— start —

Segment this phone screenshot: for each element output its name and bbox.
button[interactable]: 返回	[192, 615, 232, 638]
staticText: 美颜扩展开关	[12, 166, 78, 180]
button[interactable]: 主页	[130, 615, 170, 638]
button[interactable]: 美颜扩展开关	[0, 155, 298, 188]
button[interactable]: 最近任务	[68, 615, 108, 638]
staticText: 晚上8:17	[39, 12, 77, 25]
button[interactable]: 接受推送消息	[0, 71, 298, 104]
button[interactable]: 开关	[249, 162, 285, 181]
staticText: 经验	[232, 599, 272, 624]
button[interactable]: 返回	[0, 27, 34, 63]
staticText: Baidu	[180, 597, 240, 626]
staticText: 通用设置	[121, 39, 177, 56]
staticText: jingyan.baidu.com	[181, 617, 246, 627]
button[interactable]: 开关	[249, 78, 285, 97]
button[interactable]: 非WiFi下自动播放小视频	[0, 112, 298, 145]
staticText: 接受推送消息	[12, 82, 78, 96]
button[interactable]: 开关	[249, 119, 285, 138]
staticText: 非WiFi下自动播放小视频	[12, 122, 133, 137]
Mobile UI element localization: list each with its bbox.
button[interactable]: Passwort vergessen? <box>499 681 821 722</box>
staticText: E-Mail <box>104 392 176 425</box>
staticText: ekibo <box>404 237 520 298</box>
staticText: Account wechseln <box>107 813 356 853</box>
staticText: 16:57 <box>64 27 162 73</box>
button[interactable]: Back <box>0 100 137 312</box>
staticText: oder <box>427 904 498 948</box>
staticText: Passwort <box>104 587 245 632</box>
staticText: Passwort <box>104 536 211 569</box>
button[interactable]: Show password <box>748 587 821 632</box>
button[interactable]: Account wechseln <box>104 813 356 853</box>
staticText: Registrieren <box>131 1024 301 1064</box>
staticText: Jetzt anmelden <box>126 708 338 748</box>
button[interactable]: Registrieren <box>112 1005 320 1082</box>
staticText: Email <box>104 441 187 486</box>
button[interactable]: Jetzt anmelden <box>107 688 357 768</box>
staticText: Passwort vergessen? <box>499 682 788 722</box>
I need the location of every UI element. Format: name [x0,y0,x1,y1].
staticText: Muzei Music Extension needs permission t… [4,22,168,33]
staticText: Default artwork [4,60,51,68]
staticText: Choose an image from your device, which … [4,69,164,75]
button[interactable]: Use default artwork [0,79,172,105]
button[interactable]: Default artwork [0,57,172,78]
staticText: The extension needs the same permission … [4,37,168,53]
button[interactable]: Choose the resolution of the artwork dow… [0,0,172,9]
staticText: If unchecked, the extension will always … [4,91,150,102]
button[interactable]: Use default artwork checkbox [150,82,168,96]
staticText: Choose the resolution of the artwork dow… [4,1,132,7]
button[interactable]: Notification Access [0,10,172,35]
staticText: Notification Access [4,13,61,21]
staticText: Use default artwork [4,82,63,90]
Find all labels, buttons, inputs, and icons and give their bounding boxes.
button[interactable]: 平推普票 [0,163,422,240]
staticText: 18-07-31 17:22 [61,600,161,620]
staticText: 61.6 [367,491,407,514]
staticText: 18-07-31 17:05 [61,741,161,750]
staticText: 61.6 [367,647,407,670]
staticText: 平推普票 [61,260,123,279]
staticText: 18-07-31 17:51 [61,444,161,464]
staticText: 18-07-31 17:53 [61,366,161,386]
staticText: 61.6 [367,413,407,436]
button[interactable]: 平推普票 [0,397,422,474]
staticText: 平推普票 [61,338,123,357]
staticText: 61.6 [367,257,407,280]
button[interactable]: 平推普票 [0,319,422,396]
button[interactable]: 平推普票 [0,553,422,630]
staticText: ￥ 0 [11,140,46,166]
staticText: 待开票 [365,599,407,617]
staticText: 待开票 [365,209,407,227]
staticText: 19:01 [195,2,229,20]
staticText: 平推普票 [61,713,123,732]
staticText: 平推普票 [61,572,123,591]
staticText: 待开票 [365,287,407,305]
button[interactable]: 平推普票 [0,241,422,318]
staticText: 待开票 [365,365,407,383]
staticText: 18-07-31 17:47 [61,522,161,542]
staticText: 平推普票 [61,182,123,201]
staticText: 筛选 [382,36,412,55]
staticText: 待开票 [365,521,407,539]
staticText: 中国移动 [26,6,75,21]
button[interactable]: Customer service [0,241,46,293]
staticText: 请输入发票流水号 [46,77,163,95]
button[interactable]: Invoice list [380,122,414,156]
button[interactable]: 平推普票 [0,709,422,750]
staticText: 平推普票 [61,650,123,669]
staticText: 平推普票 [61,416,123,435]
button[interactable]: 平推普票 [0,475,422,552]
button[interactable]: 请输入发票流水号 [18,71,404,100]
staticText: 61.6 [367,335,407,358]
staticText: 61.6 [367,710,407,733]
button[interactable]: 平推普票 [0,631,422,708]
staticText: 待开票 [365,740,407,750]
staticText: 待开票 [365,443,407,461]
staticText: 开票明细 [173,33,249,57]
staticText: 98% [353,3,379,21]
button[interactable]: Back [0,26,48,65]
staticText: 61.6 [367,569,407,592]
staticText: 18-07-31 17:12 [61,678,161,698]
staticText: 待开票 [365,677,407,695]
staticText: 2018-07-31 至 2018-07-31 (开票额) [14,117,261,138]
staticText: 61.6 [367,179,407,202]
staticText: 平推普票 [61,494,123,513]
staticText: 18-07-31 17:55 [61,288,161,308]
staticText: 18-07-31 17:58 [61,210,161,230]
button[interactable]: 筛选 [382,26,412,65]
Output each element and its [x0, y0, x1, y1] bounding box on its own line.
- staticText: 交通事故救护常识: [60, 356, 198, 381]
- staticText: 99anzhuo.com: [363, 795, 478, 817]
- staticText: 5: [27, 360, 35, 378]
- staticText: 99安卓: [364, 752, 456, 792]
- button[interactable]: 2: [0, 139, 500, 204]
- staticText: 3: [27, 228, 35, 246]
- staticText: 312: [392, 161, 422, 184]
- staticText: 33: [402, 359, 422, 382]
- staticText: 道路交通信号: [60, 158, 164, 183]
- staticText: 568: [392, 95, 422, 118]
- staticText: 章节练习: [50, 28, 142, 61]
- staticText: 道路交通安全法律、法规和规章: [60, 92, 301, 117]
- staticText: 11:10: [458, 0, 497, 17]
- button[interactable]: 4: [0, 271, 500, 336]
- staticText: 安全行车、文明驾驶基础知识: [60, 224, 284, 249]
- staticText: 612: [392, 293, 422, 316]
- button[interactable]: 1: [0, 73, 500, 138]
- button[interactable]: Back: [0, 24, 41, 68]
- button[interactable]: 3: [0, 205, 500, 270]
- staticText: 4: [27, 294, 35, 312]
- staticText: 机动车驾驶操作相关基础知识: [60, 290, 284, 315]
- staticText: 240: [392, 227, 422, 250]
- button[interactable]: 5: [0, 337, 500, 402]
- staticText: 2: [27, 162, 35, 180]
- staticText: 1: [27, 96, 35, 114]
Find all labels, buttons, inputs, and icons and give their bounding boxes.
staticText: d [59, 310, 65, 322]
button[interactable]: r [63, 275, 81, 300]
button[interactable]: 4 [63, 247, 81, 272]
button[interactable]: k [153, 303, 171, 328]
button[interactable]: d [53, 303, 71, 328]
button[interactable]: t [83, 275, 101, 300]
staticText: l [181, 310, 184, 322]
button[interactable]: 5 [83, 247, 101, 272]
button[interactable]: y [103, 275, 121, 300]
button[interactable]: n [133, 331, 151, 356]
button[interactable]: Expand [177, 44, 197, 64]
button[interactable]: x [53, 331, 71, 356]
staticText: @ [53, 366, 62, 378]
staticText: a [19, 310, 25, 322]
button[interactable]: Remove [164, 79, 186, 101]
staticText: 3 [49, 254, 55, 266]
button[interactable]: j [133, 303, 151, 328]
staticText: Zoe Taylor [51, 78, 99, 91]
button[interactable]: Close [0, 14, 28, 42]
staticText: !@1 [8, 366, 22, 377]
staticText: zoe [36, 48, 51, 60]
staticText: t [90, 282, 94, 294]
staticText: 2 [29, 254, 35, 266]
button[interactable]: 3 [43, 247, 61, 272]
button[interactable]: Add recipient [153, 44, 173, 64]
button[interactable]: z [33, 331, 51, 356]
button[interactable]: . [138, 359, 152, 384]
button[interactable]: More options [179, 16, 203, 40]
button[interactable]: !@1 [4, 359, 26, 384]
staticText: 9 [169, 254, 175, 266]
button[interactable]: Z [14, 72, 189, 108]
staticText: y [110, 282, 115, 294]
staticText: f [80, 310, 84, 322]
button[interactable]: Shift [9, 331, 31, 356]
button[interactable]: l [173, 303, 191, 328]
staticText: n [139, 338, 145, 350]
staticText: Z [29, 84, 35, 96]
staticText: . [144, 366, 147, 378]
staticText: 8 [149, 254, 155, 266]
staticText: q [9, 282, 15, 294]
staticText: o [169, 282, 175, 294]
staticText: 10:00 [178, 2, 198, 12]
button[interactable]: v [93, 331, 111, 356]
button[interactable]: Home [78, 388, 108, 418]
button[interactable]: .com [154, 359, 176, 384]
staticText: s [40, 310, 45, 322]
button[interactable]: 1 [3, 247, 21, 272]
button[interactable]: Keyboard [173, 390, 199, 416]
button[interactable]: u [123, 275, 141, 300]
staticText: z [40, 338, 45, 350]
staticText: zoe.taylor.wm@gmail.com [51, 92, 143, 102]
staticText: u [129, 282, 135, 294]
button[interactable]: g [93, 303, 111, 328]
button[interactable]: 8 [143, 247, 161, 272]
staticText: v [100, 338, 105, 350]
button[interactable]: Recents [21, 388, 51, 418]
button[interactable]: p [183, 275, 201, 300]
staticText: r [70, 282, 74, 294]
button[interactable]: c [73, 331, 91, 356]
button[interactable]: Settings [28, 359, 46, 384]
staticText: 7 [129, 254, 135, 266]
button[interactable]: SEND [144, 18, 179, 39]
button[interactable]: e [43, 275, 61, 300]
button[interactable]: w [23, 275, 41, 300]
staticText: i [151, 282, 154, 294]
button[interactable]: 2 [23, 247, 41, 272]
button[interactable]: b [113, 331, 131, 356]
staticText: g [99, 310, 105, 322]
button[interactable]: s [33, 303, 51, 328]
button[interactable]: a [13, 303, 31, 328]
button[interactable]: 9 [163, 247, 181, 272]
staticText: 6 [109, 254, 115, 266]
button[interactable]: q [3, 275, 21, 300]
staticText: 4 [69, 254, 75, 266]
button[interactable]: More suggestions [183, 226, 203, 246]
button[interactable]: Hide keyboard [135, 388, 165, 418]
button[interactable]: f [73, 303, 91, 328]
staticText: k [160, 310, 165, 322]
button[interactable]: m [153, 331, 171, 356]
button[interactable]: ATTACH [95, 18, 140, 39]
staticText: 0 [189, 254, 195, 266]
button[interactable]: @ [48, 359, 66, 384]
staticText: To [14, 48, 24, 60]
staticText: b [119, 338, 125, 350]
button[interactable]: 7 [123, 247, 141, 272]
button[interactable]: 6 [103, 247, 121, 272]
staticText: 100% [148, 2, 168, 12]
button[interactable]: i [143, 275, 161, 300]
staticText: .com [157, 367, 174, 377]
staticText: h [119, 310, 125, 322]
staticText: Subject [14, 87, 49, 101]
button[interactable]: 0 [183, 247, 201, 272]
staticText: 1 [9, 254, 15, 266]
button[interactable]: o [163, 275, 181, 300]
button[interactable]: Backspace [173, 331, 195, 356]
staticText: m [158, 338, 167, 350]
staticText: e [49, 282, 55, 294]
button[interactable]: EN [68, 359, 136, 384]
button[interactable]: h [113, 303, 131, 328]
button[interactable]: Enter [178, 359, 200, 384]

— end —

- EXERCISE INSTRUCTIONS -
Repeat the items word for word, from the first line down to and including the line that contains "599, 272, 624]".

- RESULT OF THIS TASK -
Segment this phone screenshot: for each element output its name and bbox.
button[interactable]: 返回	[192, 615, 232, 638]
staticText: 美颜扩展开关	[12, 166, 78, 180]
button[interactable]: 主页	[130, 615, 170, 638]
button[interactable]: 美颜扩展开关	[0, 155, 298, 188]
button[interactable]: 最近任务	[68, 615, 108, 638]
staticText: 晚上8:17	[39, 12, 77, 25]
button[interactable]: 接受推送消息	[0, 71, 298, 104]
button[interactable]: 开关	[249, 162, 285, 181]
staticText: 经验	[232, 599, 272, 624]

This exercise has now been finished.